++++ MATERIAL

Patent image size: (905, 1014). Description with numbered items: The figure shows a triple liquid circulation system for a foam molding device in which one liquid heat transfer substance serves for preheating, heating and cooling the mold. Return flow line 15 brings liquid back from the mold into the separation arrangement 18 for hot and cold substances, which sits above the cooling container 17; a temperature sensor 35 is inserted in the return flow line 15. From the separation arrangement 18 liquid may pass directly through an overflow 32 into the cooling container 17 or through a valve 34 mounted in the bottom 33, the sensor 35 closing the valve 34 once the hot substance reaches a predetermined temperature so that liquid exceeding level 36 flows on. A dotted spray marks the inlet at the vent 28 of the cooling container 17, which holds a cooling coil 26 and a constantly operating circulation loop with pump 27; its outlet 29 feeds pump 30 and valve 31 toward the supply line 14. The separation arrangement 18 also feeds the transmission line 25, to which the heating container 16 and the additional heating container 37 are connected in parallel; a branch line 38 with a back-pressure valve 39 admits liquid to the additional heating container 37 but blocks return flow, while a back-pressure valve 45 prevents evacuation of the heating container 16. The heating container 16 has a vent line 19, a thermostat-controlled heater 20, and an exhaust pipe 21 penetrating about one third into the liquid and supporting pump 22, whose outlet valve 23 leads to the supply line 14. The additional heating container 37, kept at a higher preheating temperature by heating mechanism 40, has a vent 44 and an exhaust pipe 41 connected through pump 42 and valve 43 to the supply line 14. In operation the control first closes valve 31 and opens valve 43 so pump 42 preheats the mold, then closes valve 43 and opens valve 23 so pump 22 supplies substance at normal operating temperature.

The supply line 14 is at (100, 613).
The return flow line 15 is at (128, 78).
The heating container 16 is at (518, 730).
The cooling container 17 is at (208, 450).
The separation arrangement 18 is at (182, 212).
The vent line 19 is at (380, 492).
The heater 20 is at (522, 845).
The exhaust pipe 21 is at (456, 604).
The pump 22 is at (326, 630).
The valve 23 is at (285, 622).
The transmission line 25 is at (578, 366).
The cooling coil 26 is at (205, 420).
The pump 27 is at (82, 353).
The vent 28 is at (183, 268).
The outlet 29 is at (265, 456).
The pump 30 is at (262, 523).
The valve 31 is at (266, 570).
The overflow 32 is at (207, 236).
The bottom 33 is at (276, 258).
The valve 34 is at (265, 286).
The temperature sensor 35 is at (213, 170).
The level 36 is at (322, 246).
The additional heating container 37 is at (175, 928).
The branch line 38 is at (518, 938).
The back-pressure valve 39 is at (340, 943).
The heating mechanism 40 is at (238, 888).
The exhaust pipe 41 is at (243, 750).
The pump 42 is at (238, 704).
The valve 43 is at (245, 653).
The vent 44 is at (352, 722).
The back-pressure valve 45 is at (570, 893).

++++++++

**OBJECTIVE**
Write out the records word for word, from the first line through the line holding "The pump 22 is at (326, 630).", inclusive.

**RESULT OF THE EXERCISE**
Patent image size: (905, 1014). Description with numbered items: The figure shows a triple liquid circulation system for a foam molding device in which one liquid heat transfer substance serves for preheating, heating and cooling the mold. Return flow line 15 brings liquid back from the mold into the separation arrangement 18 for hot and cold substances, which sits above the cooling container 17; a temperature sensor 35 is inserted in the return flow line 15. From the separation arrangement 18 liquid may pass directly through an overflow 32 into the cooling container 17 or through a valve 34 mounted in the bottom 33, the sensor 35 closing the valve 34 once the hot substance reaches a predetermined temperature so that liquid exceeding level 36 flows on. A dotted spray marks the inlet at the vent 28 of the cooling container 17, which holds a cooling coil 26 and a constantly operating circulation loop with pump 27; its outlet 29 feeds pump 30 and valve 31 toward the supply line 14. The separation arrangement 18 also feeds the transmission line 25, to which the heating container 16 and the additional heating container 37 are connected in parallel; a branch line 38 with a back-pressure valve 39 admits liquid to the additional heating container 37 but blocks return flow, while a back-pressure valve 45 prevents evacuation of the heating container 16. The heating container 16 has a vent line 19, a thermostat-controlled heater 20, and an exhaust pipe 21 penetrating about one third into the liquid and supporting pump 22, whose outlet valve 23 leads to the supply line 14. The additional heating container 37, kept at a higher preheating temperature by heating mechanism 40, has a vent 44 and an exhaust pipe 41 connected through pump 42 and valve 43 to the supply line 14. In operation the control first closes valve 31 and opens valve 43 so pump 42 preheats the mold, then closes valve 43 and opens valve 23 so pump 22 supplies substance at normal operating temperature.

The supply line 14 is at (100, 613).
The return flow line 15 is at (128, 78).
The heating container 16 is at (518, 730).
The cooling container 17 is at (208, 450).
The separation arrangement 18 is at (182, 212).
The vent line 19 is at (380, 492).
The heater 20 is at (522, 845).
The exhaust pipe 21 is at (456, 604).
The pump 22 is at (326, 630).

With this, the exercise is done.